▶ [Required task]: Look for "JSON" in each line of the entries, and return the matching lines.

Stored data

• • •

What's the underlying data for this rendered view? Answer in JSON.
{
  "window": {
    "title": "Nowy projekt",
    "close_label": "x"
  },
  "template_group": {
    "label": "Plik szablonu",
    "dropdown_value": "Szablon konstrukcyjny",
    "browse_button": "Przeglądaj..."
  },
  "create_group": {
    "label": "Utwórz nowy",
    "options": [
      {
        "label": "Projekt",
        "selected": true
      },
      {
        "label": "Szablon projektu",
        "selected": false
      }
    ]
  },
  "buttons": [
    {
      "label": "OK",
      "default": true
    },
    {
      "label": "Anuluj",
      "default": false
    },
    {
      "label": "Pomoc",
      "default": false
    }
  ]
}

• • •

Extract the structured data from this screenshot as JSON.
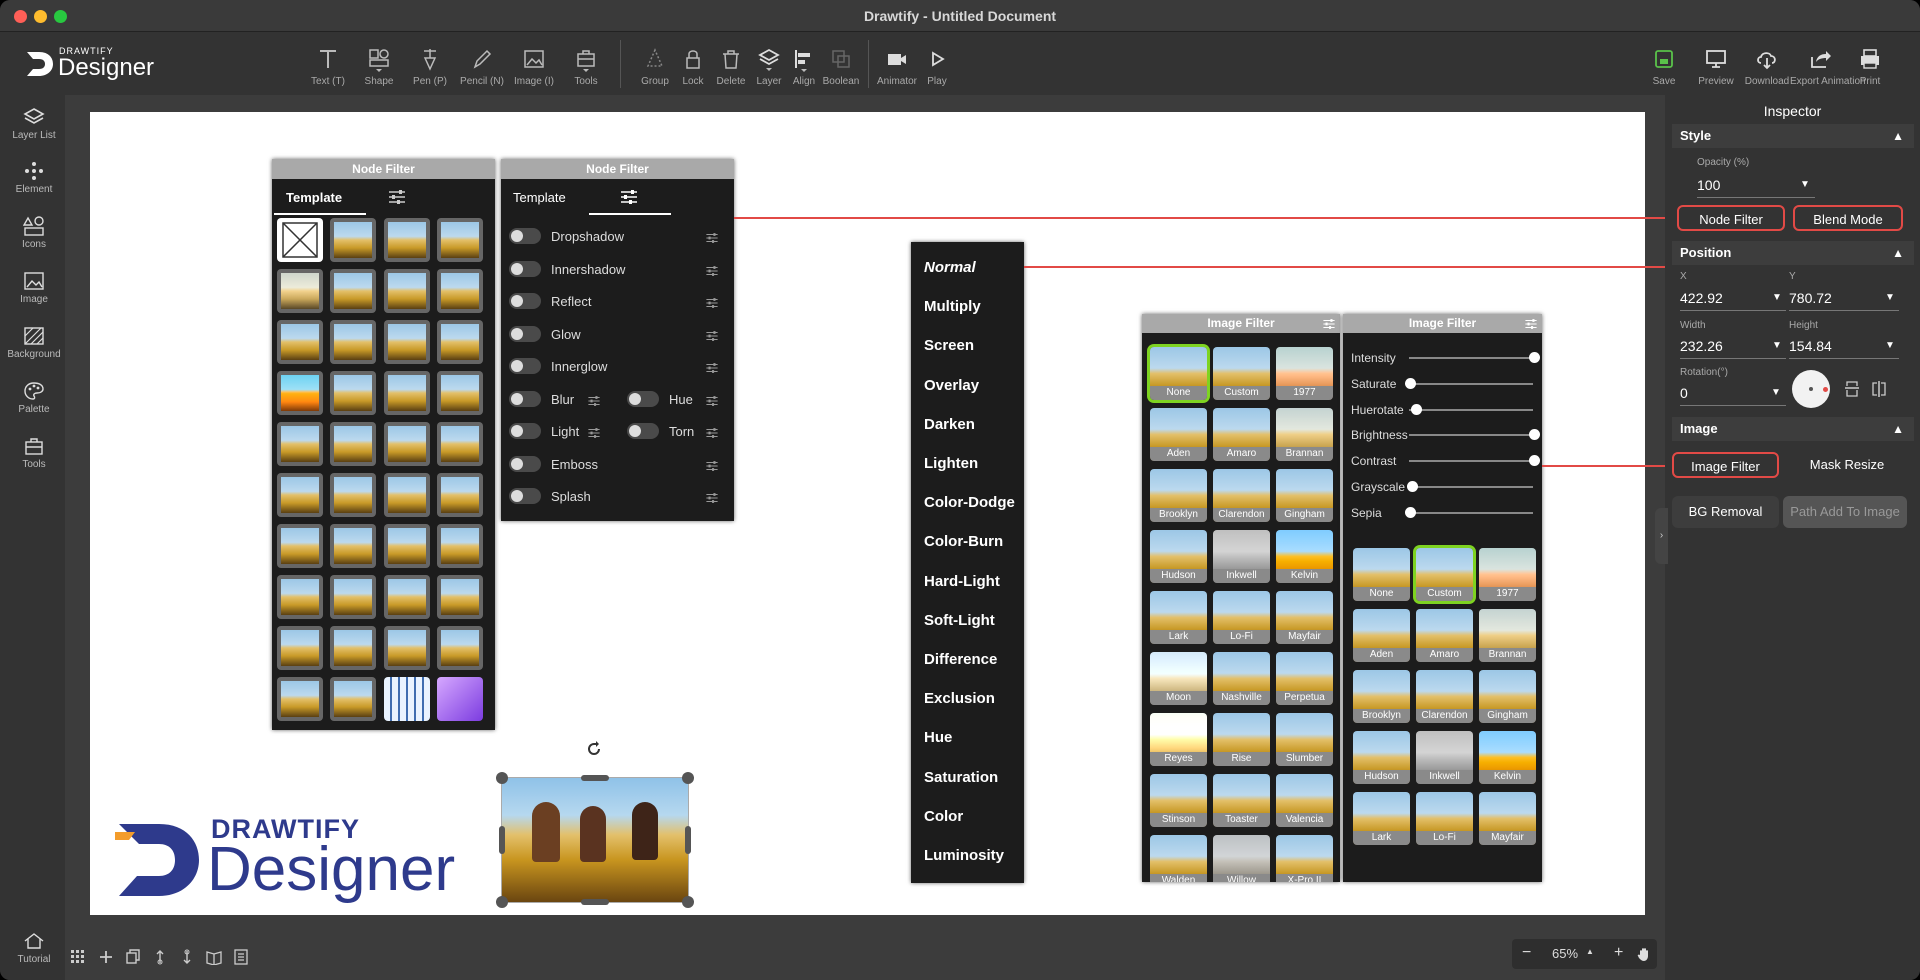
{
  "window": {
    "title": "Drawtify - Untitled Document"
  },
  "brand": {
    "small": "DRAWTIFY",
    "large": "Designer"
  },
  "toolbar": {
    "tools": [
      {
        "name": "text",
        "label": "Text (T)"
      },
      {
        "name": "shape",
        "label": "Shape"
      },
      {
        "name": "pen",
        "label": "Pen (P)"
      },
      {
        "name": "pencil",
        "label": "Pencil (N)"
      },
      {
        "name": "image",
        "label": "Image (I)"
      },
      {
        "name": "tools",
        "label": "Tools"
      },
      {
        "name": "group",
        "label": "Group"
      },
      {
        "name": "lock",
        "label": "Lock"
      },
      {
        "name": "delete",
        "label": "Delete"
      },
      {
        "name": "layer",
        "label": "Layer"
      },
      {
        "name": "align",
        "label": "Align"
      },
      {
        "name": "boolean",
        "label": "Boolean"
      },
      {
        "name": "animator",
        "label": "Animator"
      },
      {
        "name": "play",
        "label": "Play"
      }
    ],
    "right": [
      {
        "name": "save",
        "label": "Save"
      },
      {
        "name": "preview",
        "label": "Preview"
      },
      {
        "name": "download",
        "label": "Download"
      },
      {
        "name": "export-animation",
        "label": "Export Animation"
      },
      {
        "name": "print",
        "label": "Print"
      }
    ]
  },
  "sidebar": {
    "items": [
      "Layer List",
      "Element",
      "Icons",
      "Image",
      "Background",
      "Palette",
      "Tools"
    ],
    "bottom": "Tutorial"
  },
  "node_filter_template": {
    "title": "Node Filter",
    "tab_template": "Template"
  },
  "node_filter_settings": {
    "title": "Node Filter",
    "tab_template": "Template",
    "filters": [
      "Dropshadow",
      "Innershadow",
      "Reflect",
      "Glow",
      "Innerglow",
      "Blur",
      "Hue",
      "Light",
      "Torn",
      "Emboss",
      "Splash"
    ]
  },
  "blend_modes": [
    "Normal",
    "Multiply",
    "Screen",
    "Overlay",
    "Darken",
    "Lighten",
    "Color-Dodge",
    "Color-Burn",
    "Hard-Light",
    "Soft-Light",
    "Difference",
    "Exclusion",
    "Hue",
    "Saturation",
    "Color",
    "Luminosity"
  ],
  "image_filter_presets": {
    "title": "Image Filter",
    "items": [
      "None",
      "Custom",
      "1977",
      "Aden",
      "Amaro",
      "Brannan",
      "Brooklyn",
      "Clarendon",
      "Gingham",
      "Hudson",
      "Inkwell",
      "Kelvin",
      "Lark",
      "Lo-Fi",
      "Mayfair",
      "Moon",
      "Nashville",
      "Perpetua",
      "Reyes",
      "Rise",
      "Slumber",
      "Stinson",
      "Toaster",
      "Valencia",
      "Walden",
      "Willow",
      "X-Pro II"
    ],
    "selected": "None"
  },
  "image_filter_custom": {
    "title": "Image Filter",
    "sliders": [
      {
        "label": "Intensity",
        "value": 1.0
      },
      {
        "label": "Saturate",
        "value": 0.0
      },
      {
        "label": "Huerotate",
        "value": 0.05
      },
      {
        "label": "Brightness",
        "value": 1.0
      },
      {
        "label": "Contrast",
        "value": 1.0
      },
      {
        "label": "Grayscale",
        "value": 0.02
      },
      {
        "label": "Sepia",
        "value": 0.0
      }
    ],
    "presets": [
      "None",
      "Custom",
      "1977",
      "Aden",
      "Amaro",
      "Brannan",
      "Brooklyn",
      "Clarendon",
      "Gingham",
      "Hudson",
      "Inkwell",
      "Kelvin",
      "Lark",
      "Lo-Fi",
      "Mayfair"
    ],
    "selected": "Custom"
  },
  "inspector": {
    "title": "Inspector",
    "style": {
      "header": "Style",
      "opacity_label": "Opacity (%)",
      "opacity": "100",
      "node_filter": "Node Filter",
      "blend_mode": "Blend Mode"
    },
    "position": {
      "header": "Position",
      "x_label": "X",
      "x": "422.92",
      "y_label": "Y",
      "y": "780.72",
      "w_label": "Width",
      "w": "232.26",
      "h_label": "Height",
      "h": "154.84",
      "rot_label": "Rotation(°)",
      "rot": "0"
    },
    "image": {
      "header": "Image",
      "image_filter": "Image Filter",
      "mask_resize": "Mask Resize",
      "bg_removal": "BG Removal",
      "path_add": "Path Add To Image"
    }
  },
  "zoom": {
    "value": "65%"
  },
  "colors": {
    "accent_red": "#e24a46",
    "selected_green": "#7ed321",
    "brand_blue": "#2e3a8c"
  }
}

• • •

▶ [Solution to this problem]:
What's the underlying data for this rendered view? Answer in JSON.
Extract the structured data from this screenshot as JSON.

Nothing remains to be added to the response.